* Begin TASK MATERIAL *

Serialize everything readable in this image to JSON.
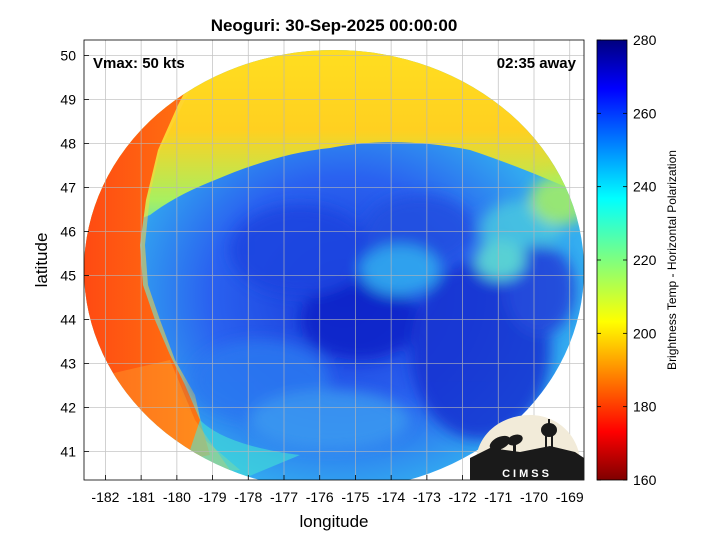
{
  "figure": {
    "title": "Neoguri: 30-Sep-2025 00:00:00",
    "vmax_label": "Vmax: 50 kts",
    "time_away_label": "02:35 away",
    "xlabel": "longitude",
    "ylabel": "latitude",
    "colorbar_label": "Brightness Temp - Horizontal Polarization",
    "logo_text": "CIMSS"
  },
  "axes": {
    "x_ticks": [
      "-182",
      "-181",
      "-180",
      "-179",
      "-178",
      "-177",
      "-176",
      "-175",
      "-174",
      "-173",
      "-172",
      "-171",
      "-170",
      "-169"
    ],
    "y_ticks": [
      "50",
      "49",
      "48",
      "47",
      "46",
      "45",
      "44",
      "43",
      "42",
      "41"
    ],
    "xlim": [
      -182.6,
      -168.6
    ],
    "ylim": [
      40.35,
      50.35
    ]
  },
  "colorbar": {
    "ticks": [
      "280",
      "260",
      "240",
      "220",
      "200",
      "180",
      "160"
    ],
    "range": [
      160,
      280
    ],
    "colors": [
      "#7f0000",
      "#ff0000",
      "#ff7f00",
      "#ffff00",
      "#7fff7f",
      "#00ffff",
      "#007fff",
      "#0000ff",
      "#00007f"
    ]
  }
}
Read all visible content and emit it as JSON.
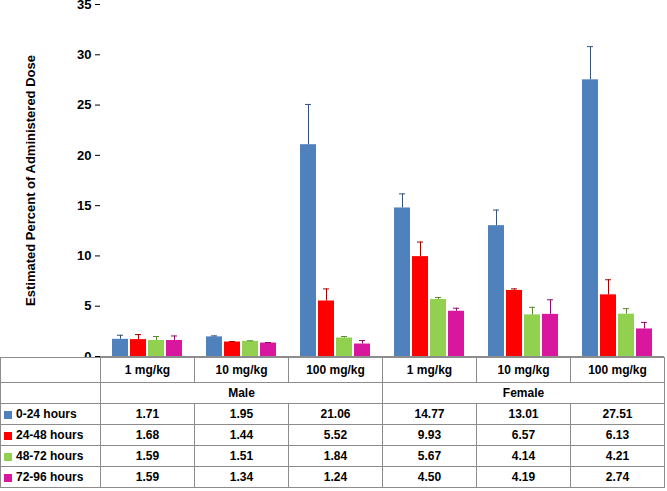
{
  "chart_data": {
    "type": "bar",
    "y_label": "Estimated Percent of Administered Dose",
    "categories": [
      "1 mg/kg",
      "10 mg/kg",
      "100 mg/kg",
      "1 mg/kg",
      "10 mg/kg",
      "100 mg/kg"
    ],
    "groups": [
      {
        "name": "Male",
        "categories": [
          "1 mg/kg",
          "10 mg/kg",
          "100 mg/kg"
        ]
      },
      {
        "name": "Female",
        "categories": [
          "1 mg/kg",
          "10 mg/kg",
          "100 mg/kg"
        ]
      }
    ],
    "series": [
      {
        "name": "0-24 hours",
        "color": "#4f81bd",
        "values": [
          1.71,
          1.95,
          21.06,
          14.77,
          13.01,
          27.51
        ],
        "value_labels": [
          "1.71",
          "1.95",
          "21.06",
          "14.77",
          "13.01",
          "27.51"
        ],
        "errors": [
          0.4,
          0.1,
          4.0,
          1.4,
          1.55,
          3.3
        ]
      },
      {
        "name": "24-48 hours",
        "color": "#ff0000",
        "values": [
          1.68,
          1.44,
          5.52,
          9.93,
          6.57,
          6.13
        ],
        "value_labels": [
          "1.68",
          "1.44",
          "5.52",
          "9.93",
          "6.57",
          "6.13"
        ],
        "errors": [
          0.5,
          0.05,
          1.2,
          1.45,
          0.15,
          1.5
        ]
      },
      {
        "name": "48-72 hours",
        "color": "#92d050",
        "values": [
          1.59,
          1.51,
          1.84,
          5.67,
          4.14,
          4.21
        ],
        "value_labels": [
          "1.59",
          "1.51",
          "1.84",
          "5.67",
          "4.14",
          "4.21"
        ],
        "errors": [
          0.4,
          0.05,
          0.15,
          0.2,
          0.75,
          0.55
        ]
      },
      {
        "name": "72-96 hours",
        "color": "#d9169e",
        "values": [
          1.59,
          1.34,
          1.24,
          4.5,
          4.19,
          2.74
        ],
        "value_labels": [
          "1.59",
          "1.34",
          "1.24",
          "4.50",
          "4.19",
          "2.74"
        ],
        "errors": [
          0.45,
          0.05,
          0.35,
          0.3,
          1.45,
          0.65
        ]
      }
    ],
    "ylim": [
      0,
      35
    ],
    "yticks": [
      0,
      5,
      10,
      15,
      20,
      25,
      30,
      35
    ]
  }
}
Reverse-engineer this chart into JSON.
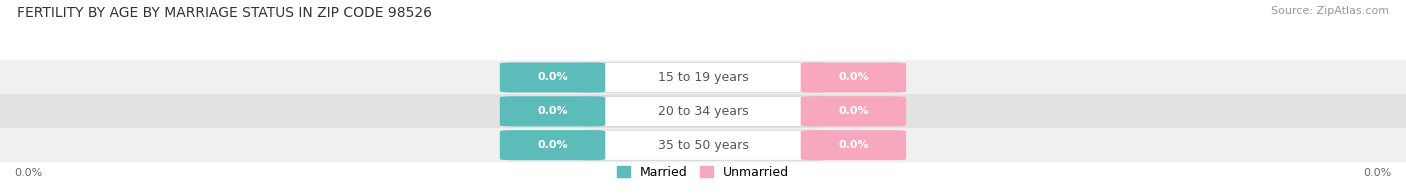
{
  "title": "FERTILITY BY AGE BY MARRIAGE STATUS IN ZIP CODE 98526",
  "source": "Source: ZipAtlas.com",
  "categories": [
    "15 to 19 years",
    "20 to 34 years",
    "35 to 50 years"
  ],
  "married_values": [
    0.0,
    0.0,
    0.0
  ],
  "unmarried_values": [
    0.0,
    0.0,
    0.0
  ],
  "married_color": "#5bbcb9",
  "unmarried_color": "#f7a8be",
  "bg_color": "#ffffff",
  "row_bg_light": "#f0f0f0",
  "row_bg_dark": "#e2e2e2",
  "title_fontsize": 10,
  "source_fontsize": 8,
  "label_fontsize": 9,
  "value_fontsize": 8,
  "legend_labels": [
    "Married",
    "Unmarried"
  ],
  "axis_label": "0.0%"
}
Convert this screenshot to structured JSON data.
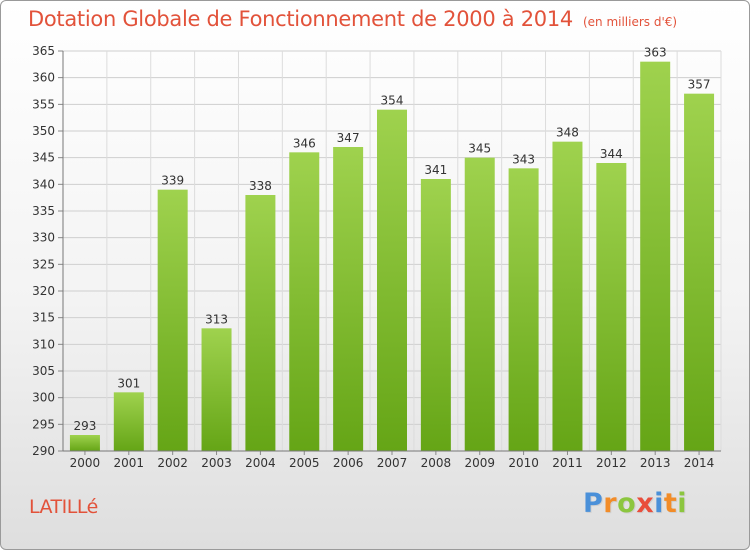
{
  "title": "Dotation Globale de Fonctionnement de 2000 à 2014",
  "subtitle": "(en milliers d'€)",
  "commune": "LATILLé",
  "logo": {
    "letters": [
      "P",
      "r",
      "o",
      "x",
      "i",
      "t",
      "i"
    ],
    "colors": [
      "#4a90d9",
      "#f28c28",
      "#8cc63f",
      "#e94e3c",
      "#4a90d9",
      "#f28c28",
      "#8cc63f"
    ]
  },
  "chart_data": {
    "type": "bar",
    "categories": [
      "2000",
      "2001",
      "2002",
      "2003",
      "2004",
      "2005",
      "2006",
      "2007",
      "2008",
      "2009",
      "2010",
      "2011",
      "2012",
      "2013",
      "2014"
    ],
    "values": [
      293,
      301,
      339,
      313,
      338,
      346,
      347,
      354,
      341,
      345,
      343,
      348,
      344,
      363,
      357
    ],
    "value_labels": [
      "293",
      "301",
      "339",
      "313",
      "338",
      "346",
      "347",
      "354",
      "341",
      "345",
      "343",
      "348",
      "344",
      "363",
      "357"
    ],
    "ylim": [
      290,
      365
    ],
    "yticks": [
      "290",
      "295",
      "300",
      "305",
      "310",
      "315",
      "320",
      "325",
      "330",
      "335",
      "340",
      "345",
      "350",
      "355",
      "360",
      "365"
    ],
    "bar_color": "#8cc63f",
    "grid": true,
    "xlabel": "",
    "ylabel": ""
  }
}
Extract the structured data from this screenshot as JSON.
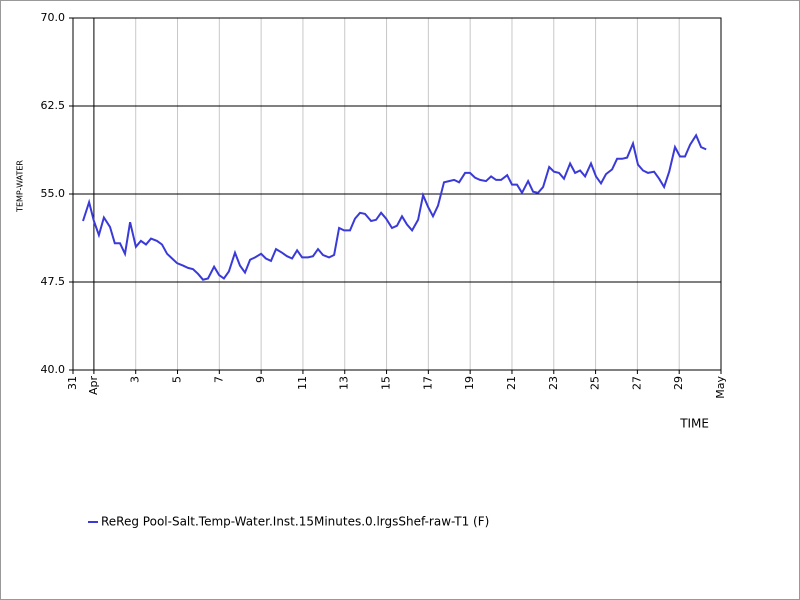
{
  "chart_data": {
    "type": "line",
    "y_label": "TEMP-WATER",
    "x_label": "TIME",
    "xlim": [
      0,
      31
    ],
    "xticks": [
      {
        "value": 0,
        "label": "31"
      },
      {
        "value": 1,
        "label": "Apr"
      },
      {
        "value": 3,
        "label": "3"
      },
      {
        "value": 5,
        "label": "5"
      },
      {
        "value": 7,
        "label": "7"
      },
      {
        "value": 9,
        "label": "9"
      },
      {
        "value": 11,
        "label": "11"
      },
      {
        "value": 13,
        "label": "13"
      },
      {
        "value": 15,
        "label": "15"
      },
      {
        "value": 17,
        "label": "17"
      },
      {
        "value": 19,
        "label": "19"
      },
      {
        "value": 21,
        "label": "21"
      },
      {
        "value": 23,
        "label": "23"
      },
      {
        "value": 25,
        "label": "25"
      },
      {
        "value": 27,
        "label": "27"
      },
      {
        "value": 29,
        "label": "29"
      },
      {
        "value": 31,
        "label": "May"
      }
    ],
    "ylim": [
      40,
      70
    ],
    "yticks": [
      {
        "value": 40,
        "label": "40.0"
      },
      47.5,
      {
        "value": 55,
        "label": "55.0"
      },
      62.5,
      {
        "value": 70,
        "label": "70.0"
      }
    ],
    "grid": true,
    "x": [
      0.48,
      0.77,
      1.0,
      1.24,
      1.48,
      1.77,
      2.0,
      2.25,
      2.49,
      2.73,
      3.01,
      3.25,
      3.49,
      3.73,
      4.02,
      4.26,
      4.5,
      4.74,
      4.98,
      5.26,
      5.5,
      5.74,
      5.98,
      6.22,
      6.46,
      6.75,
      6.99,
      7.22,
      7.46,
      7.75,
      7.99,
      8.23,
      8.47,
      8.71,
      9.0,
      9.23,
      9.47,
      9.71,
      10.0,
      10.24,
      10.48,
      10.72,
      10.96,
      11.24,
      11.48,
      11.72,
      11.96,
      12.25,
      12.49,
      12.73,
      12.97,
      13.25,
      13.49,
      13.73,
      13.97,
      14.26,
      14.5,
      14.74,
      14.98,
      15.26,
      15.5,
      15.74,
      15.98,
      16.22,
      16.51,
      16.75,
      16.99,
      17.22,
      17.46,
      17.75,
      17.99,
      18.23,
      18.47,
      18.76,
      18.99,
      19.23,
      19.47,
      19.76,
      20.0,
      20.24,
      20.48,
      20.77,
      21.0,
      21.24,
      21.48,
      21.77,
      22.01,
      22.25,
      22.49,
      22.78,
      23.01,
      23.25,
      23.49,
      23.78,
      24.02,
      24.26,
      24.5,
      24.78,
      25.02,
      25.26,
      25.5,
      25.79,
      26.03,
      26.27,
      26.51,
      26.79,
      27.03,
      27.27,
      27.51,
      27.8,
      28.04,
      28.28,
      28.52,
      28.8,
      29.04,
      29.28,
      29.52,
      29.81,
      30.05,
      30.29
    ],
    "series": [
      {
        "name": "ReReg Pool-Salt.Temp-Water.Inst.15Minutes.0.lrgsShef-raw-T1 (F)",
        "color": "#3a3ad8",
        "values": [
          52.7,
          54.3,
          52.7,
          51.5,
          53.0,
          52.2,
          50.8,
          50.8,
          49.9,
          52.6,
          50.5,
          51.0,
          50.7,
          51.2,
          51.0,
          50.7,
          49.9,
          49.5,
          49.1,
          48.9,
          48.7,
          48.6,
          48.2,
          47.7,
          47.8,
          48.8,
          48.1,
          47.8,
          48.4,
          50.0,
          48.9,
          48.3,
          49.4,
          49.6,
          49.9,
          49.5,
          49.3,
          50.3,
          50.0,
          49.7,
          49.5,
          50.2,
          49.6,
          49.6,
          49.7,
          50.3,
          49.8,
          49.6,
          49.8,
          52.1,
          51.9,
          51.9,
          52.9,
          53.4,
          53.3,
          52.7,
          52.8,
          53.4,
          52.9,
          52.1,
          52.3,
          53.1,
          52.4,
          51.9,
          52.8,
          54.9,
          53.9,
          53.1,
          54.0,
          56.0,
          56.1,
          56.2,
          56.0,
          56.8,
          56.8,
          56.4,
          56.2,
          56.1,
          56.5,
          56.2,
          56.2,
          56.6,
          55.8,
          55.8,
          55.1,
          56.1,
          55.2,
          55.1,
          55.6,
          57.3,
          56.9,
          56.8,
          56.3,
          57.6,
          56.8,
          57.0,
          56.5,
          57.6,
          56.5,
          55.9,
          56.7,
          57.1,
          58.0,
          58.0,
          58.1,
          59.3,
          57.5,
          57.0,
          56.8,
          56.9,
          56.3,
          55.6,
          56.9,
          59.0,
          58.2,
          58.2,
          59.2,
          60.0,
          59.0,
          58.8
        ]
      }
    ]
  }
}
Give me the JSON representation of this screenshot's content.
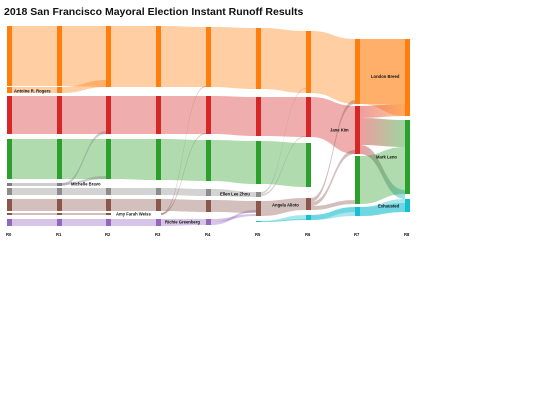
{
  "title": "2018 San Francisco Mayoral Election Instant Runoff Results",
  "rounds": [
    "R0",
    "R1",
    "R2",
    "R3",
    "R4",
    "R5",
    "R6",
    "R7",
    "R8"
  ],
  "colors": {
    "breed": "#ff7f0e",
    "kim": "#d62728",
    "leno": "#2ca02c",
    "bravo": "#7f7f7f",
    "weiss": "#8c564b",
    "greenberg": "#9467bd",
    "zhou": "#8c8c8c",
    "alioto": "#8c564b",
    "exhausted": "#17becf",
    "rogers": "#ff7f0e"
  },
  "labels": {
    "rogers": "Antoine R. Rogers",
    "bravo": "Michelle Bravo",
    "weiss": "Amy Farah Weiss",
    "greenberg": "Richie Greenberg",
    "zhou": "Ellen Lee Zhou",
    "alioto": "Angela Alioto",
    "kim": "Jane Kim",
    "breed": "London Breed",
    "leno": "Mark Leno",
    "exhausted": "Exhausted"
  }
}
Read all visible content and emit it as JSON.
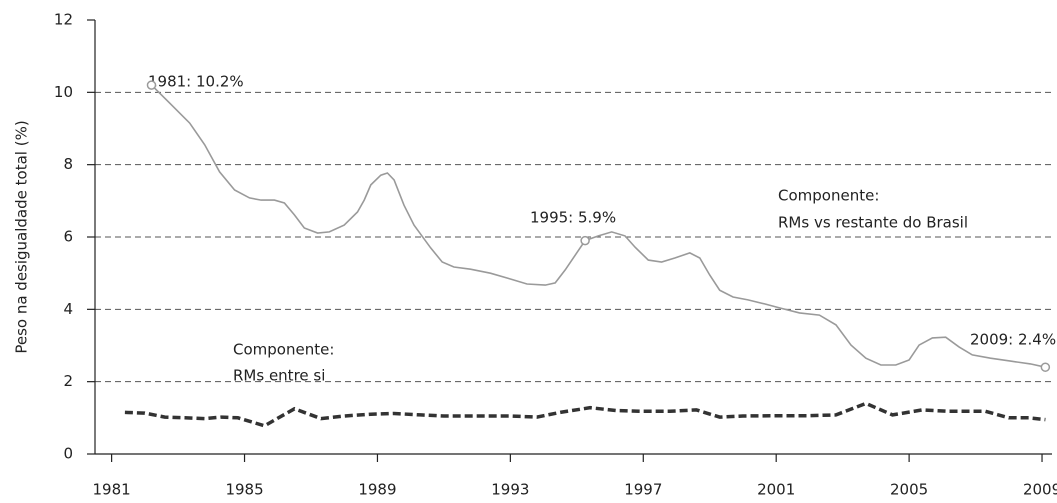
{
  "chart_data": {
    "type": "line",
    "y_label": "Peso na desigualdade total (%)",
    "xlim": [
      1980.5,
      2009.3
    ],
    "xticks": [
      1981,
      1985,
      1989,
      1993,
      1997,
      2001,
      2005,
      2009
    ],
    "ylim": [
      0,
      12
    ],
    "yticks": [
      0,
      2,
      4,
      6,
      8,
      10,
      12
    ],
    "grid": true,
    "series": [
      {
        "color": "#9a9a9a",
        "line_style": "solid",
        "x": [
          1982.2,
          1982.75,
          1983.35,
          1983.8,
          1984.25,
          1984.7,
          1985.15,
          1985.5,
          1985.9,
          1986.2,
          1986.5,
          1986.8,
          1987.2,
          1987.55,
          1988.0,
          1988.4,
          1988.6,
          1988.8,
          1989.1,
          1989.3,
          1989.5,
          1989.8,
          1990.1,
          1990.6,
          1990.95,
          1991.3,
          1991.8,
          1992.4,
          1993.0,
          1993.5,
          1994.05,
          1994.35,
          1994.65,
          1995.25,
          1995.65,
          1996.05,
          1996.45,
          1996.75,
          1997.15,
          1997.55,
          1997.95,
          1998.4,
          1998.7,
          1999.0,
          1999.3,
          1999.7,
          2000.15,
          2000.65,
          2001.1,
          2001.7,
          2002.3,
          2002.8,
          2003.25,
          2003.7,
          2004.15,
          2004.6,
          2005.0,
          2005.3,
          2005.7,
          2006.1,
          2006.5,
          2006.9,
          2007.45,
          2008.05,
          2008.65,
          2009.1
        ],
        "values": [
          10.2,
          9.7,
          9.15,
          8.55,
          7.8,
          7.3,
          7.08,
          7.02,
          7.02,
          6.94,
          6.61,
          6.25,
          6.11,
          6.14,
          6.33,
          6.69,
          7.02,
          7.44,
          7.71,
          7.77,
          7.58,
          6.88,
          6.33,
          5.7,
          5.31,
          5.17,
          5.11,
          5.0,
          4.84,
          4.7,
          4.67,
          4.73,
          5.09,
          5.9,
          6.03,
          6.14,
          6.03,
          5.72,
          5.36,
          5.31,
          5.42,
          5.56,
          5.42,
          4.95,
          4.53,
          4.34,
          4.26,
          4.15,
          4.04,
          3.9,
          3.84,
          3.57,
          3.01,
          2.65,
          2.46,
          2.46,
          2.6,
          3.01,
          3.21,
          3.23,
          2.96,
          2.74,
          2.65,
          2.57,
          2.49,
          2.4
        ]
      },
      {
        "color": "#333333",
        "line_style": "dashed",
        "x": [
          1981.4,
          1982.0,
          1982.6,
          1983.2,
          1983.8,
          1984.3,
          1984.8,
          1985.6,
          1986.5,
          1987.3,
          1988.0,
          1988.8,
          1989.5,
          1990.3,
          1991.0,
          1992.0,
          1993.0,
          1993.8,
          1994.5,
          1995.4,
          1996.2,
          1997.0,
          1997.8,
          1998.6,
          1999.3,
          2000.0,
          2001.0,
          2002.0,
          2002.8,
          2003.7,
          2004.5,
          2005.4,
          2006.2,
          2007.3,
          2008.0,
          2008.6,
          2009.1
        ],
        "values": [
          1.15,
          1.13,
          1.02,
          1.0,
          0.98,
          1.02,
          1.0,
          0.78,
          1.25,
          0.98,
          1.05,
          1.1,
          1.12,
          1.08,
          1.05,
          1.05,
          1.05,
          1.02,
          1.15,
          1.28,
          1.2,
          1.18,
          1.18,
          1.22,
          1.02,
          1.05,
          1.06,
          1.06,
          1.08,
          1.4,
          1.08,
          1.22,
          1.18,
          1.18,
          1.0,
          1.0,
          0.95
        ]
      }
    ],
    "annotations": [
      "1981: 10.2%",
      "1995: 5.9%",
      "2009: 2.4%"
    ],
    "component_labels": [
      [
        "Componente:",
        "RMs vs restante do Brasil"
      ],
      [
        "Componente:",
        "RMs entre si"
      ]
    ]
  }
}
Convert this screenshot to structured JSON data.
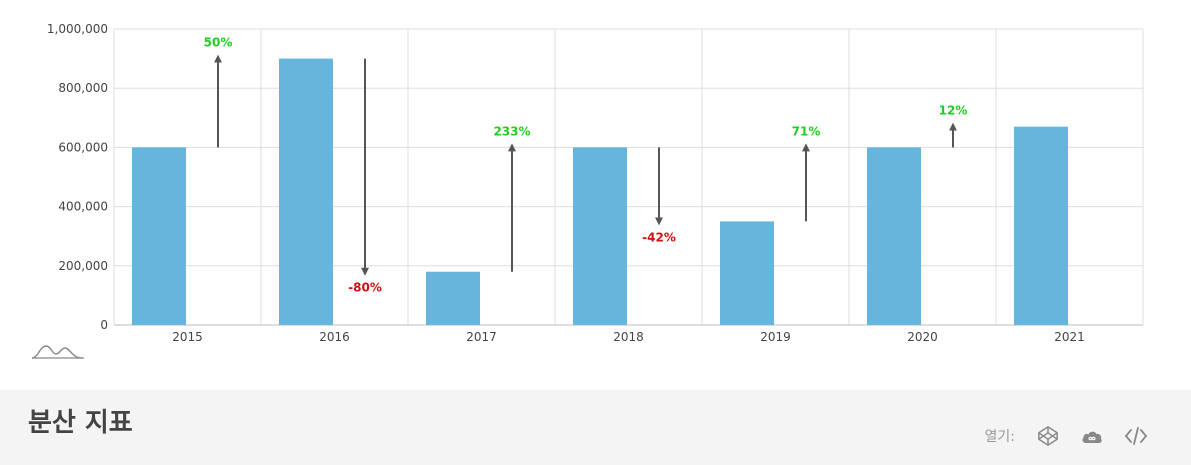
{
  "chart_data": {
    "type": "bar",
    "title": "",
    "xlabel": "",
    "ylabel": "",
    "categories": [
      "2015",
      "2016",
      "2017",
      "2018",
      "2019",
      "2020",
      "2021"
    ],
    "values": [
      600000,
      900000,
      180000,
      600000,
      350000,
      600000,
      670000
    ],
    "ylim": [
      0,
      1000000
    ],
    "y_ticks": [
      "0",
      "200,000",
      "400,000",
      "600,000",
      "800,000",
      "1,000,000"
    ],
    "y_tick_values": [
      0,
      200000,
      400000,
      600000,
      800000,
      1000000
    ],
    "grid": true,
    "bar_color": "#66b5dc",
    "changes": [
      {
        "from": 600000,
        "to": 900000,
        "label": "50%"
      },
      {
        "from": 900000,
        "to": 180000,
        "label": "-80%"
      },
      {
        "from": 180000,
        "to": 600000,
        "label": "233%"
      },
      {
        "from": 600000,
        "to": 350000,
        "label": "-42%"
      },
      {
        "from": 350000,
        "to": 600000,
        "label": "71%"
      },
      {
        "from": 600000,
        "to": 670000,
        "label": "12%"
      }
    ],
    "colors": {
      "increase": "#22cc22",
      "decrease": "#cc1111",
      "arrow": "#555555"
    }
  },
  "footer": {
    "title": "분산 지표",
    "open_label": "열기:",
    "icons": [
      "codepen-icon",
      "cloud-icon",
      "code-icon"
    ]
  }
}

* End TASK MATERIAL *

▸ **STATED GOAL**: Which lines above contain the word "this"? Copy each of them.

▸ **THE RESULT**:
Serialize everything readable in this image to JSON.
Reverse-engineer this chart into JSON.
Convert this screenshot to structured JSON data.
Extract the structured data from this screenshot as JSON.
Give me the JSON representation of this screenshot's content.
Convert this screenshot to structured JSON data.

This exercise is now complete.